> **DIRECTIVE**:
Reproduce the data exactly.

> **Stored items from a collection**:
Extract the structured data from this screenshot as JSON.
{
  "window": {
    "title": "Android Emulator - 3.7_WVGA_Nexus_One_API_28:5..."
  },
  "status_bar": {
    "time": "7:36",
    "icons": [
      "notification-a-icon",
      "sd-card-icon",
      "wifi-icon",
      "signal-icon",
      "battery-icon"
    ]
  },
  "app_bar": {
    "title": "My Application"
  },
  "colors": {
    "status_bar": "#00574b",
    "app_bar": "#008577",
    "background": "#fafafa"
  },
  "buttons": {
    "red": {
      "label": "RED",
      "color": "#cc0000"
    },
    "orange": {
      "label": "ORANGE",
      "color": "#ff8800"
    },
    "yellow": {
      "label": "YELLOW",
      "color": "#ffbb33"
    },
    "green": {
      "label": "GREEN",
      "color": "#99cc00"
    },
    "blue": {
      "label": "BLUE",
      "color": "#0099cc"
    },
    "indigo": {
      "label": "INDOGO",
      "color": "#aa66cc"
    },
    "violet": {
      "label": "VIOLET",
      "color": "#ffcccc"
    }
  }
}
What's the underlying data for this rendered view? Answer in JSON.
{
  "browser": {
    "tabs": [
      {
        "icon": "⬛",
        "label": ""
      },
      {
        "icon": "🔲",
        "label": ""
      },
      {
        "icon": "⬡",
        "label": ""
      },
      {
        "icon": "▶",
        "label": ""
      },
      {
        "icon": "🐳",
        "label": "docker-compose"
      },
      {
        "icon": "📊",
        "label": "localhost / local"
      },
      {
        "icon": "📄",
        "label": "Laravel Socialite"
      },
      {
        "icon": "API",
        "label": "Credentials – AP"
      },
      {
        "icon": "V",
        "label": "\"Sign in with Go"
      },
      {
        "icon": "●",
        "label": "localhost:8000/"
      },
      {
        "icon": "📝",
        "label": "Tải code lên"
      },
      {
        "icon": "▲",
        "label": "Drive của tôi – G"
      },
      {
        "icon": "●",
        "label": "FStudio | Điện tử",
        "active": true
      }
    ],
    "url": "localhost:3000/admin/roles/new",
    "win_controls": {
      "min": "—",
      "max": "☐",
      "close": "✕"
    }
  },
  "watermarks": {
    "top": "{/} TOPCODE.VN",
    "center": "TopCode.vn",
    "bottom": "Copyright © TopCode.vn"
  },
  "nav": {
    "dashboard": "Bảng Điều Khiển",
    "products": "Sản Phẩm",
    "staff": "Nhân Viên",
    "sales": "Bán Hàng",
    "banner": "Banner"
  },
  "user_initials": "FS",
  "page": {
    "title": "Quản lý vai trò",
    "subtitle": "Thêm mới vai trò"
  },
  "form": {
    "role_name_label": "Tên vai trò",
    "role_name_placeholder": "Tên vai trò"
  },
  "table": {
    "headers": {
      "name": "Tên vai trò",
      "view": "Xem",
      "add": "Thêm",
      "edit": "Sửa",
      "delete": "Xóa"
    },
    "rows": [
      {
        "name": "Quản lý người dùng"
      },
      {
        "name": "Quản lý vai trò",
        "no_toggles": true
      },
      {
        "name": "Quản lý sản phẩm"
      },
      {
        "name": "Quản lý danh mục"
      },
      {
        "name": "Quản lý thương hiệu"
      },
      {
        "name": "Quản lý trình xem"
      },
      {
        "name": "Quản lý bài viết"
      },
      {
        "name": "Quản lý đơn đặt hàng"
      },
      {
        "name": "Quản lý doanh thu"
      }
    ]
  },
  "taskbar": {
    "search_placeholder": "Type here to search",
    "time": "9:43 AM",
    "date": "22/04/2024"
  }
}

> **EXERCISE OUTPUT**:
Extract the structured data from this screenshot as JSON.
{
  "window": {
    "title": "Android Emulator - 3.7_WVGA_Nexus_One_API_28:5..."
  },
  "status_bar": {
    "time": "7:36",
    "icons": [
      "notification-a-icon",
      "sd-card-icon",
      "wifi-icon",
      "signal-icon",
      "battery-icon"
    ]
  },
  "app_bar": {
    "title": "My Application"
  },
  "colors": {
    "status_bar": "#00574b",
    "app_bar": "#008577",
    "background": "#fafafa"
  },
  "buttons": {
    "red": {
      "label": "RED",
      "color": "#cc0000"
    },
    "orange": {
      "label": "ORANGE",
      "color": "#ff8800"
    },
    "yellow": {
      "label": "YELLOW",
      "color": "#ffbb33"
    },
    "green": {
      "label": "GREEN",
      "color": "#99cc00"
    },
    "blue": {
      "label": "BLUE",
      "color": "#0099cc"
    },
    "indigo": {
      "label": "INDOGO",
      "color": "#aa66cc"
    },
    "violet": {
      "label": "VIOLET",
      "color": "#ffcccc"
    }
  }
}
What's the underlying data for this rendered view? Answer in JSON.
{
  "browser": {
    "tabs": [
      {
        "icon": "⬛",
        "label": ""
      },
      {
        "icon": "🔲",
        "label": ""
      },
      {
        "icon": "⬡",
        "label": ""
      },
      {
        "icon": "▶",
        "label": ""
      },
      {
        "icon": "🐳",
        "label": "docker-compose"
      },
      {
        "icon": "📊",
        "label": "localhost / local"
      },
      {
        "icon": "📄",
        "label": "Laravel Socialite"
      },
      {
        "icon": "API",
        "label": "Credentials – AP"
      },
      {
        "icon": "V",
        "label": "\"Sign in with Go"
      },
      {
        "icon": "●",
        "label": "localhost:8000/"
      },
      {
        "icon": "📝",
        "label": "Tải code lên"
      },
      {
        "icon": "▲",
        "label": "Drive của tôi – G"
      },
      {
        "icon": "●",
        "label": "FStudio | Điện tử",
        "active": true
      }
    ],
    "url": "localhost:3000/admin/roles/new",
    "win_controls": {
      "min": "—",
      "max": "☐",
      "close": "✕"
    }
  },
  "watermarks": {
    "top": "{/} TOPCODE.VN",
    "center": "TopCode.vn",
    "bottom": "Copyright © TopCode.vn"
  },
  "nav": {
    "dashboard": "Bảng Điều Khiển",
    "products": "Sản Phẩm",
    "staff": "Nhân Viên",
    "sales": "Bán Hàng",
    "banner": "Banner"
  },
  "user_initials": "FS",
  "page": {
    "title": "Quản lý vai trò",
    "subtitle": "Thêm mới vai trò"
  },
  "form": {
    "role_name_label": "Tên vai trò",
    "role_name_placeholder": "Tên vai trò"
  },
  "table": {
    "headers": {
      "name": "Tên vai trò",
      "view": "Xem",
      "add": "Thêm",
      "edit": "Sửa",
      "delete": "Xóa"
    },
    "rows": [
      {
        "name": "Quản lý người dùng"
      },
      {
        "name": "Quản lý vai trò",
        "no_toggles": true
      },
      {
        "name": "Quản lý sản phẩm"
      },
      {
        "name": "Quản lý danh mục"
      },
      {
        "name": "Quản lý thương hiệu"
      },
      {
        "name": "Quản lý trình xem"
      },
      {
        "name": "Quản lý bài viết"
      },
      {
        "name": "Quản lý đơn đặt hàng"
      },
      {
        "name": "Quản lý doanh thu"
      }
    ]
  },
  "taskbar": {
    "search_placeholder": "Type here to search",
    "time": "9:43 AM",
    "date": "22/04/2024"
  }
}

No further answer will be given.